▸ **Your task**: Locate the word "JSON" in the entries below, then gather every line that holds it.

▸ **Source records**:
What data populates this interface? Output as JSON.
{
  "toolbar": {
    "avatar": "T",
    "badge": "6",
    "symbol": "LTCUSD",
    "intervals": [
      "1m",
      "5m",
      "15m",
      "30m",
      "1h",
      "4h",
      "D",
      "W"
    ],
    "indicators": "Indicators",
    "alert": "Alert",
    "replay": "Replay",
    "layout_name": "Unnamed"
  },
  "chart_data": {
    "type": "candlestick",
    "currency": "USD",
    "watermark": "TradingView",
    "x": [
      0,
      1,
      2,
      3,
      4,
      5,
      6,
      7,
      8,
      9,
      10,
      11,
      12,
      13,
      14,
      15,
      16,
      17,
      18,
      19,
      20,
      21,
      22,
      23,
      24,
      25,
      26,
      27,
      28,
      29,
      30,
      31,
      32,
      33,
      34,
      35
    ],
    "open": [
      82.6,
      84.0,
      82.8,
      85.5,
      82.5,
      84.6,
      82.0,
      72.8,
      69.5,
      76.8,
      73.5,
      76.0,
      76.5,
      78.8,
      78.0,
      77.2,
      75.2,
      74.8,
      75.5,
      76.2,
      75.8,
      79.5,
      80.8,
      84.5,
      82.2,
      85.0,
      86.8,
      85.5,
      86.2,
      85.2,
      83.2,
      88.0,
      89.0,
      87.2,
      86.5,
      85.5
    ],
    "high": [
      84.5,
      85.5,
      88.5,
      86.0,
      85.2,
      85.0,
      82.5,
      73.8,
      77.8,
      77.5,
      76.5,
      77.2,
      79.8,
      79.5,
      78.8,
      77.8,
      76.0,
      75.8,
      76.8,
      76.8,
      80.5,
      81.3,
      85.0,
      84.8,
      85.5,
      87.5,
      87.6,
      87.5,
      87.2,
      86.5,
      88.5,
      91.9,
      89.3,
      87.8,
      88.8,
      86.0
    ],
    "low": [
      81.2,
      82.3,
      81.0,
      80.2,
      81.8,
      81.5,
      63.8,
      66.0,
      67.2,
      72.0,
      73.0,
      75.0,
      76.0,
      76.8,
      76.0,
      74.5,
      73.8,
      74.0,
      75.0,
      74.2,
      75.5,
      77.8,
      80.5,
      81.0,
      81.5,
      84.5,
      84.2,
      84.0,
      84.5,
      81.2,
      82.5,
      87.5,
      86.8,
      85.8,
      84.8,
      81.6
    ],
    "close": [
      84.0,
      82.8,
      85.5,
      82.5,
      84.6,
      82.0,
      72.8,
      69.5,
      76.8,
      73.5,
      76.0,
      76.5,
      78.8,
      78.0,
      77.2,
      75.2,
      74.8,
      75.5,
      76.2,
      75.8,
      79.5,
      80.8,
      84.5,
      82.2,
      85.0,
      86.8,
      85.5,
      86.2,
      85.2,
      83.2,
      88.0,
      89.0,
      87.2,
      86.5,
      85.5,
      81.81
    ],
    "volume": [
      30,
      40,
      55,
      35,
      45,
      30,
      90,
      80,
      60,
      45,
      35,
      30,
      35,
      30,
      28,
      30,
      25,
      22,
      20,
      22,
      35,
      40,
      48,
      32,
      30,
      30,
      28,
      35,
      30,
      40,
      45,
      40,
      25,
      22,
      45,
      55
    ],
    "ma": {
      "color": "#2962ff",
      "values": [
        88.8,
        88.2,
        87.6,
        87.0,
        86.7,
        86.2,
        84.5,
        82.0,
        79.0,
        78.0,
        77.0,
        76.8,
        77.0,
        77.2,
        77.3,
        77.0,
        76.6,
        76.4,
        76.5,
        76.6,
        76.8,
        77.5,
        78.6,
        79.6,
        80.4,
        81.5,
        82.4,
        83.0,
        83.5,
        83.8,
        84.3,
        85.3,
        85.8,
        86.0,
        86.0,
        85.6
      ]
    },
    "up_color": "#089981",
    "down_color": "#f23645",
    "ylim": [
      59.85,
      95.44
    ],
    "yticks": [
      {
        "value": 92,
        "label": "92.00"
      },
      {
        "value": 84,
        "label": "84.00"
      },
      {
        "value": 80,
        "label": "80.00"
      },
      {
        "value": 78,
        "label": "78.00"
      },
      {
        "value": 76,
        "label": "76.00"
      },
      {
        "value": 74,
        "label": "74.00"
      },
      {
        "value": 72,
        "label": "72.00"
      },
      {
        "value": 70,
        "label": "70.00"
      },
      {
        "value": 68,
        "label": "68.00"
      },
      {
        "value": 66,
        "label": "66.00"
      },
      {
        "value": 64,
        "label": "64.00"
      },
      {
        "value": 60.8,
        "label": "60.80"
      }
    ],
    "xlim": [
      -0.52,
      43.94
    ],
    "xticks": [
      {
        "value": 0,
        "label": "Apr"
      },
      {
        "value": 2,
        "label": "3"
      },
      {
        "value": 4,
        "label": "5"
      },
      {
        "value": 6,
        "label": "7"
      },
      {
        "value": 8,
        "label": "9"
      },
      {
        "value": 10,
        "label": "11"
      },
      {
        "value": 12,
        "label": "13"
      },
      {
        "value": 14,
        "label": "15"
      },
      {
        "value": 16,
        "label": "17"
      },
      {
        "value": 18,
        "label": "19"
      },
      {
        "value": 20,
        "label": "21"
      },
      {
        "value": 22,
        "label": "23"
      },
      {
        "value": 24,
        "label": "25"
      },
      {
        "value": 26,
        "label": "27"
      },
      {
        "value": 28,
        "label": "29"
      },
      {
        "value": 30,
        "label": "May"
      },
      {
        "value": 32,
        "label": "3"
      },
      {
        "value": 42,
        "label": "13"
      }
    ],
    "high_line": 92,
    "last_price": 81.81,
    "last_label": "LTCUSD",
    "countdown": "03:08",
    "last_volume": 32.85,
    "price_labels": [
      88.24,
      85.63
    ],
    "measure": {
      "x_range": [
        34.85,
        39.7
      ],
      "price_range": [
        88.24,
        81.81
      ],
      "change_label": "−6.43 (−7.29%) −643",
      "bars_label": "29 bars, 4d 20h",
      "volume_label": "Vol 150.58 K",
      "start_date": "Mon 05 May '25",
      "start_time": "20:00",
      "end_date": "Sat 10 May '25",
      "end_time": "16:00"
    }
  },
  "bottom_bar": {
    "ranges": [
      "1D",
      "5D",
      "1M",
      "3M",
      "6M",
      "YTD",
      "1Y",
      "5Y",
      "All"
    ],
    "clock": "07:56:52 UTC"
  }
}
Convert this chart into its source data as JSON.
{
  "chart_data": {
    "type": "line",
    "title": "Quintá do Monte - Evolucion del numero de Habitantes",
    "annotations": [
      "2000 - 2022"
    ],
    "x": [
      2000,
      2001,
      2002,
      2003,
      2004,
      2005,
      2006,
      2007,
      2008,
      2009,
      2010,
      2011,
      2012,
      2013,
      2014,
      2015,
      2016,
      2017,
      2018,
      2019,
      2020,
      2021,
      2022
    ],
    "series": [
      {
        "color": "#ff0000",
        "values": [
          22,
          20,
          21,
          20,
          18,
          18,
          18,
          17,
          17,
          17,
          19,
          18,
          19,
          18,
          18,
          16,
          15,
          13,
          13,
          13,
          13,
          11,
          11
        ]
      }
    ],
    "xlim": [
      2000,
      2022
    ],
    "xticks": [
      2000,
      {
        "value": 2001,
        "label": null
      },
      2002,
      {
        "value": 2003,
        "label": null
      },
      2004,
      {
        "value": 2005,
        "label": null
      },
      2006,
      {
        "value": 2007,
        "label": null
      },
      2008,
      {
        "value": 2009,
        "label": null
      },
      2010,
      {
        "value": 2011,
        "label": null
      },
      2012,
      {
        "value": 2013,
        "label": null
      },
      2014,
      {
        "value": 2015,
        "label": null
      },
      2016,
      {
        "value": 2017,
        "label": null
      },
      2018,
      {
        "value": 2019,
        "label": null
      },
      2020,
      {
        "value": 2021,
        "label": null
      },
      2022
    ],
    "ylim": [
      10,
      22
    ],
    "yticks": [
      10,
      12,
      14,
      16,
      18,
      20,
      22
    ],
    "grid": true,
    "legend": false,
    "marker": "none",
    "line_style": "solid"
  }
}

▸ **Written solution**:
What data populates this interface? Output as JSON.
Convert this chart into its source data as JSON.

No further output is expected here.